-- begin Recorded data --

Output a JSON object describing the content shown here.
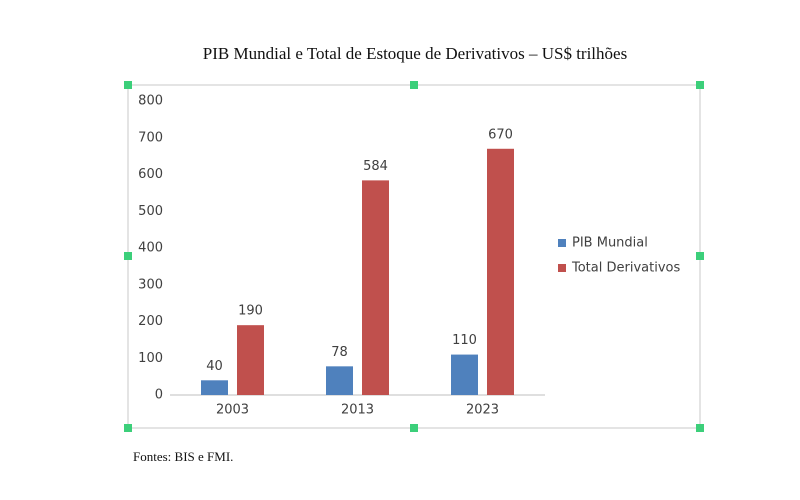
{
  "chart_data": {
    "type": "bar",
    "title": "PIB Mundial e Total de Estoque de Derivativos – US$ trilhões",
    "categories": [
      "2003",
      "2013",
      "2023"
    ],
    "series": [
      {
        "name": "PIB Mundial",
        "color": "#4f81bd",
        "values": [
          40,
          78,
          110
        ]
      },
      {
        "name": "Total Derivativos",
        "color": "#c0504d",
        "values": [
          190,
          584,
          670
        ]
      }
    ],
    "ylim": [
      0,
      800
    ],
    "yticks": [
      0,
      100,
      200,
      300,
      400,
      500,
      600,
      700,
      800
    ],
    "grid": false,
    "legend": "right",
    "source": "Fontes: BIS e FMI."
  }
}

-- end Recorded data --

- _Requirements_:
Output all of the entries verbatim, leaving out any images.

- _Solution to the exercise_:
Output a JSON object describing the content shown here.
{
  "chart_data": {
    "type": "bar",
    "title": "PIB Mundial e Total de Estoque de Derivativos – US$ trilhões",
    "categories": [
      "2003",
      "2013",
      "2023"
    ],
    "series": [
      {
        "name": "PIB Mundial",
        "color": "#4f81bd",
        "values": [
          40,
          78,
          110
        ]
      },
      {
        "name": "Total Derivativos",
        "color": "#c0504d",
        "values": [
          190,
          584,
          670
        ]
      }
    ],
    "ylim": [
      0,
      800
    ],
    "yticks": [
      0,
      100,
      200,
      300,
      400,
      500,
      600,
      700,
      800
    ],
    "grid": false,
    "legend": "right",
    "source": "Fontes: BIS e FMI."
  }
}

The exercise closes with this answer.